(Set exercise): Output each entry verbatim and exclude every picture from it.

(Data for the task):
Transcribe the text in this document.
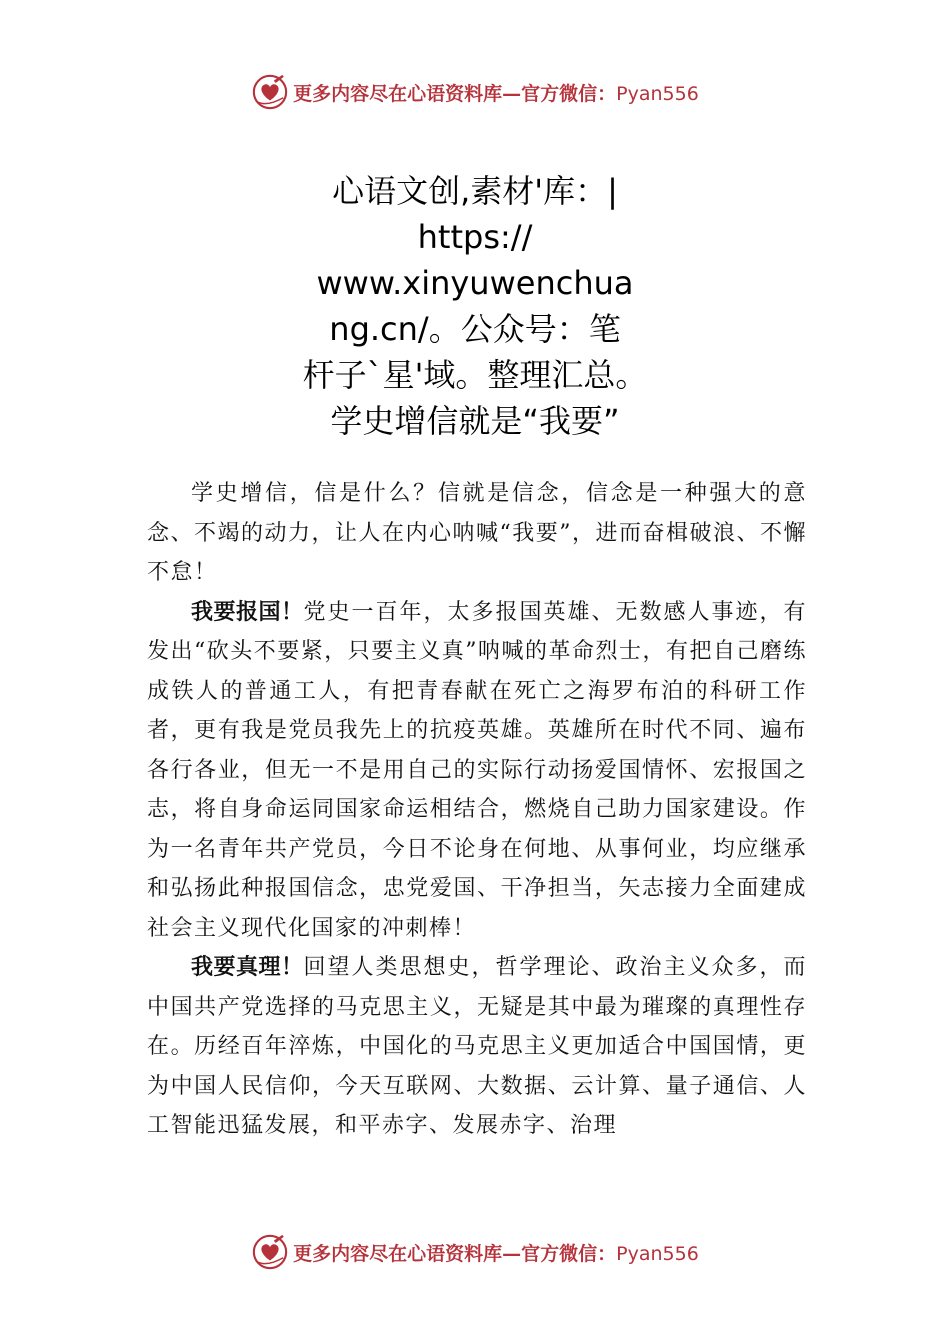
更多内容尽在心语资料库—官方微信：Pyan556
心语文创,素材'库：|
https://
www.xinyuwenchua
ng.cn/。公众号：笔
杆子`星'域。整理汇总。
学史增信就是“我要”

学史增信，信是什么？信就是信念，信念是一种强大的意念、不竭的动力，让人在内心呐喊“我要”，进而奋楫破浪、不懈不怠！

我要报国！党史一百年，太多报国英雄、无数感人事迹，有发出“砍头不要紧，只要主义真”呐喊的革命烈士，有把自己磨练成铁人的普通工人，有把青春献在死亡之海罗布泊的科研工作者，更有我是党员我先上的抗疫英雄。英雄所在时代不同、遍布各行各业，但无一不是用自己的实际行动扬爱国情怀、宏报国之志，将自身命运同国家命运相结合，燃烧自己助力国家建设。作为一名青年共产党员，今日不论身在何地、从事何业，均应继承和弘扬此种报国信念，忠党爱国、干净担当，矢志接力全面建成社会主义现代化国家的冲刺棒！

我要真理！回望人类思想史，哲学理论、政治主义众多，而中国共产党选择的马克思主义，无疑是其中最为璀璨的真理性存在。历经百年淬炼，中国化的马克思主义更加适合中国国情，更为中国人民信仰，今天互联网、大数据、云计算、量子通信、人工智能迅猛发展，和平赤字、发展赤字、治理

更多内容尽在心语资料库—官方微信：Pyan556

(Exercise output):
Transcribe the text in this document.
更多内容尽在心语资料库—官方微信：Pyan556
心语文创,素材'库：|
https://
www.xinyuwenchua
ng.cn/。公众号：笔
杆子`星'域。整理汇总。
学史增信就是“我要”

学史增信，信是什么？信就是信念，信念是一种强大的意念、不竭的动力，让人在内心呐喊“我要”，进而奋楫破浪、不懈不怠！

我要报国！党史一百年，太多报国英雄、无数感人事迹，有发出“砍头不要紧，只要主义真”呐喊的革命烈士，有把自己磨练成铁人的普通工人，有把青春献在死亡之海罗布泊的科研工作者，更有我是党员我先上的抗疫英雄。英雄所在时代不同、遍布各行各业，但无一不是用自己的实际行动扬爱国情怀、宏报国之志，将自身命运同国家命运相结合，燃烧自己助力国家建设。作为一名青年共产党员，今日不论身在何地、从事何业，均应继承和弘扬此种报国信念，忠党爱国、干净担当，矢志接力全面建成社会主义现代化国家的冲刺棒！

我要真理！回望人类思想史，哲学理论、政治主义众多，而中国共产党选择的马克思主义，无疑是其中最为璀璨的真理性存在。历经百年淬炼，中国化的马克思主义更加适合中国国情，更为中国人民信仰，今天互联网、大数据、云计算、量子通信、人工智能迅猛发展，和平赤字、发展赤字、治理

更多内容尽在心语资料库—官方微信：Pyan556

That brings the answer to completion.